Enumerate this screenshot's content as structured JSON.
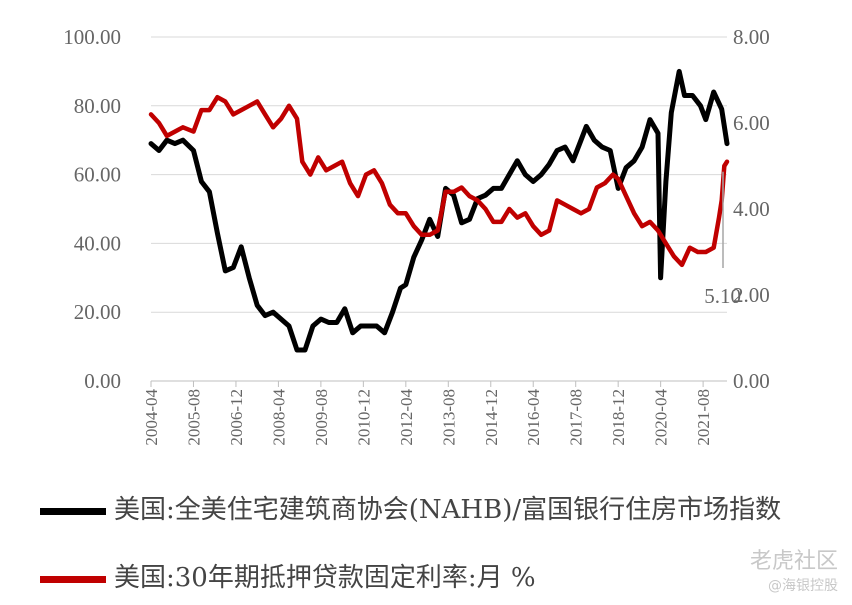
{
  "chart_data": {
    "type": "line",
    "left_axis": {
      "ticks": [
        "0.00",
        "20.00",
        "40.00",
        "60.00",
        "80.00",
        "100.00"
      ],
      "ylim": [
        0,
        100
      ]
    },
    "right_axis": {
      "ticks": [
        "0.00",
        "2.00",
        "4.00",
        "6.00",
        "8.00"
      ],
      "ylim": [
        0,
        8
      ]
    },
    "x_ticks": [
      "2004-04",
      "2005-08",
      "2006-12",
      "2008-04",
      "2009-08",
      "2010-12",
      "2012-04",
      "2013-08",
      "2014-12",
      "2016-04",
      "2017-08",
      "2018-12",
      "2020-04",
      "2021-08"
    ],
    "x_range": [
      "2004-04",
      "2022-05"
    ],
    "grid": "horizontal",
    "annotation": "5.10",
    "series": [
      {
        "name": "美国:全美住宅建筑商协会(NAHB)/富国银行住房市场指数",
        "axis": "left",
        "color": "#000000",
        "points": [
          [
            "2004-04",
            69
          ],
          [
            "2004-07",
            67
          ],
          [
            "2004-10",
            70
          ],
          [
            "2005-01",
            69
          ],
          [
            "2005-04",
            70
          ],
          [
            "2005-08",
            67
          ],
          [
            "2005-11",
            58
          ],
          [
            "2006-02",
            55
          ],
          [
            "2006-05",
            43
          ],
          [
            "2006-08",
            32
          ],
          [
            "2006-11",
            33
          ],
          [
            "2007-02",
            39
          ],
          [
            "2007-05",
            30
          ],
          [
            "2007-08",
            22
          ],
          [
            "2007-11",
            19
          ],
          [
            "2008-02",
            20
          ],
          [
            "2008-05",
            18
          ],
          [
            "2008-08",
            16
          ],
          [
            "2008-11",
            9
          ],
          [
            "2009-02",
            9
          ],
          [
            "2009-05",
            16
          ],
          [
            "2009-08",
            18
          ],
          [
            "2009-11",
            17
          ],
          [
            "2010-02",
            17
          ],
          [
            "2010-05",
            21
          ],
          [
            "2010-08",
            14
          ],
          [
            "2010-11",
            16
          ],
          [
            "2011-02",
            16
          ],
          [
            "2011-05",
            16
          ],
          [
            "2011-08",
            14
          ],
          [
            "2011-11",
            20
          ],
          [
            "2012-02",
            27
          ],
          [
            "2012-04",
            28
          ],
          [
            "2012-07",
            36
          ],
          [
            "2012-10",
            41
          ],
          [
            "2013-01",
            47
          ],
          [
            "2013-04",
            42
          ],
          [
            "2013-07",
            56
          ],
          [
            "2013-10",
            54
          ],
          [
            "2014-01",
            46
          ],
          [
            "2014-04",
            47
          ],
          [
            "2014-07",
            53
          ],
          [
            "2014-10",
            54
          ],
          [
            "2015-01",
            56
          ],
          [
            "2015-04",
            56
          ],
          [
            "2015-07",
            60
          ],
          [
            "2015-10",
            64
          ],
          [
            "2016-01",
            60
          ],
          [
            "2016-04",
            58
          ],
          [
            "2016-07",
            60
          ],
          [
            "2016-10",
            63
          ],
          [
            "2017-01",
            67
          ],
          [
            "2017-04",
            68
          ],
          [
            "2017-07",
            64
          ],
          [
            "2017-10",
            70
          ],
          [
            "2017-12",
            74
          ],
          [
            "2018-03",
            70
          ],
          [
            "2018-06",
            68
          ],
          [
            "2018-09",
            67
          ],
          [
            "2018-12",
            56
          ],
          [
            "2019-03",
            62
          ],
          [
            "2019-06",
            64
          ],
          [
            "2019-09",
            68
          ],
          [
            "2019-12",
            76
          ],
          [
            "2020-03",
            72
          ],
          [
            "2020-04",
            30
          ],
          [
            "2020-06",
            58
          ],
          [
            "2020-08",
            78
          ],
          [
            "2020-11",
            90
          ],
          [
            "2021-01",
            83
          ],
          [
            "2021-04",
            83
          ],
          [
            "2021-07",
            80
          ],
          [
            "2021-09",
            76
          ],
          [
            "2021-12",
            84
          ],
          [
            "2022-03",
            79
          ],
          [
            "2022-05",
            69
          ]
        ]
      },
      {
        "name": "美国:30年期抵押贷款固定利率:月 %",
        "axis": "right",
        "color": "#c00000",
        "points": [
          [
            "2004-04",
            6.2
          ],
          [
            "2004-07",
            6.0
          ],
          [
            "2004-10",
            5.7
          ],
          [
            "2005-01",
            5.8
          ],
          [
            "2005-04",
            5.9
          ],
          [
            "2005-08",
            5.8
          ],
          [
            "2005-11",
            6.3
          ],
          [
            "2006-02",
            6.3
          ],
          [
            "2006-05",
            6.6
          ],
          [
            "2006-08",
            6.5
          ],
          [
            "2006-11",
            6.2
          ],
          [
            "2007-02",
            6.3
          ],
          [
            "2007-05",
            6.4
          ],
          [
            "2007-08",
            6.5
          ],
          [
            "2007-11",
            6.2
          ],
          [
            "2008-02",
            5.9
          ],
          [
            "2008-05",
            6.1
          ],
          [
            "2008-08",
            6.4
          ],
          [
            "2008-11",
            6.1
          ],
          [
            "2009-01",
            5.1
          ],
          [
            "2009-04",
            4.8
          ],
          [
            "2009-07",
            5.2
          ],
          [
            "2009-10",
            4.9
          ],
          [
            "2010-01",
            5.0
          ],
          [
            "2010-04",
            5.1
          ],
          [
            "2010-07",
            4.6
          ],
          [
            "2010-10",
            4.3
          ],
          [
            "2011-01",
            4.8
          ],
          [
            "2011-04",
            4.9
          ],
          [
            "2011-07",
            4.6
          ],
          [
            "2011-10",
            4.1
          ],
          [
            "2012-01",
            3.9
          ],
          [
            "2012-04",
            3.9
          ],
          [
            "2012-07",
            3.6
          ],
          [
            "2012-10",
            3.4
          ],
          [
            "2013-01",
            3.4
          ],
          [
            "2013-04",
            3.5
          ],
          [
            "2013-07",
            4.4
          ],
          [
            "2013-10",
            4.4
          ],
          [
            "2014-01",
            4.5
          ],
          [
            "2014-04",
            4.3
          ],
          [
            "2014-07",
            4.2
          ],
          [
            "2014-10",
            4.0
          ],
          [
            "2015-01",
            3.7
          ],
          [
            "2015-04",
            3.7
          ],
          [
            "2015-07",
            4.0
          ],
          [
            "2015-10",
            3.8
          ],
          [
            "2016-01",
            3.9
          ],
          [
            "2016-04",
            3.6
          ],
          [
            "2016-07",
            3.4
          ],
          [
            "2016-10",
            3.5
          ],
          [
            "2017-01",
            4.2
          ],
          [
            "2017-04",
            4.1
          ],
          [
            "2017-07",
            4.0
          ],
          [
            "2017-10",
            3.9
          ],
          [
            "2018-01",
            4.0
          ],
          [
            "2018-04",
            4.5
          ],
          [
            "2018-07",
            4.6
          ],
          [
            "2018-10",
            4.8
          ],
          [
            "2018-12",
            4.7
          ],
          [
            "2019-03",
            4.3
          ],
          [
            "2019-06",
            3.9
          ],
          [
            "2019-09",
            3.6
          ],
          [
            "2019-12",
            3.7
          ],
          [
            "2020-03",
            3.5
          ],
          [
            "2020-06",
            3.2
          ],
          [
            "2020-09",
            2.9
          ],
          [
            "2020-12",
            2.7
          ],
          [
            "2021-03",
            3.1
          ],
          [
            "2021-06",
            3.0
          ],
          [
            "2021-09",
            3.0
          ],
          [
            "2021-12",
            3.1
          ],
          [
            "2022-02",
            3.8
          ],
          [
            "2022-03",
            4.2
          ],
          [
            "2022-04",
            5.0
          ],
          [
            "2022-05",
            5.1
          ]
        ]
      }
    ]
  },
  "watermark": {
    "main": "老虎社区",
    "sub": "@海银控股"
  }
}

EXERCISE PROMPT – Of the lines in the material, how many contain the word "name"? Reply with the number and nothing else.

SOLUTION TO THIS TASK – 2